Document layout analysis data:
*** Block opens ***

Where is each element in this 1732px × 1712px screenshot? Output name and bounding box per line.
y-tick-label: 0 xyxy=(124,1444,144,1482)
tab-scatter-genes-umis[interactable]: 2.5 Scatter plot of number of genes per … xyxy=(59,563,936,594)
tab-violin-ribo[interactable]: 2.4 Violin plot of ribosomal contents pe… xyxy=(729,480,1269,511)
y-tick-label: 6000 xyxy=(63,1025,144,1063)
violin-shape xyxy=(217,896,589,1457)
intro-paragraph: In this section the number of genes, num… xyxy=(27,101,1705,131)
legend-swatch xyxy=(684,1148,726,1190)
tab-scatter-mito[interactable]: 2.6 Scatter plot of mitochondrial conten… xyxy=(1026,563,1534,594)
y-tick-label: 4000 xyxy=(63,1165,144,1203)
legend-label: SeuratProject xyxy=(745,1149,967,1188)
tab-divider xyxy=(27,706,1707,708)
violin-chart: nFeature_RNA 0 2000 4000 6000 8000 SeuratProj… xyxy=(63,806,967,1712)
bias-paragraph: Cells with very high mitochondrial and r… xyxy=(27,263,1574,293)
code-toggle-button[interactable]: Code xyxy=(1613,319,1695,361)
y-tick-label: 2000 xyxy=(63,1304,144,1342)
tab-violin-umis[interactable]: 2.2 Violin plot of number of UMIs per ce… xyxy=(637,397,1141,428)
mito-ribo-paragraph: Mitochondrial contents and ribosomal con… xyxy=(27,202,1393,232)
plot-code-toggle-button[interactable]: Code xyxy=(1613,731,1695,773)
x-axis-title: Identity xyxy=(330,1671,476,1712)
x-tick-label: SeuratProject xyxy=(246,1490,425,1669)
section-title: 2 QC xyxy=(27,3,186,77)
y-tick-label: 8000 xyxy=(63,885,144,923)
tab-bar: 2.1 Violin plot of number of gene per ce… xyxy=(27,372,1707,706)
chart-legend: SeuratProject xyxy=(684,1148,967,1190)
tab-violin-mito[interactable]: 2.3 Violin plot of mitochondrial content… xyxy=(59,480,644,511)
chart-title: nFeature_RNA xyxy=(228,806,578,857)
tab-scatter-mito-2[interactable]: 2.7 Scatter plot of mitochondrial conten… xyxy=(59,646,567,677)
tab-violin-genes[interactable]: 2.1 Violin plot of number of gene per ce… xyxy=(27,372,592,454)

*** Block closes ***

Show every line of the entries above where the word "section" occurs.

intro-paragraph: In this section the number of genes, num… xyxy=(27,101,1705,131)
section-title: 2 QC xyxy=(27,3,186,77)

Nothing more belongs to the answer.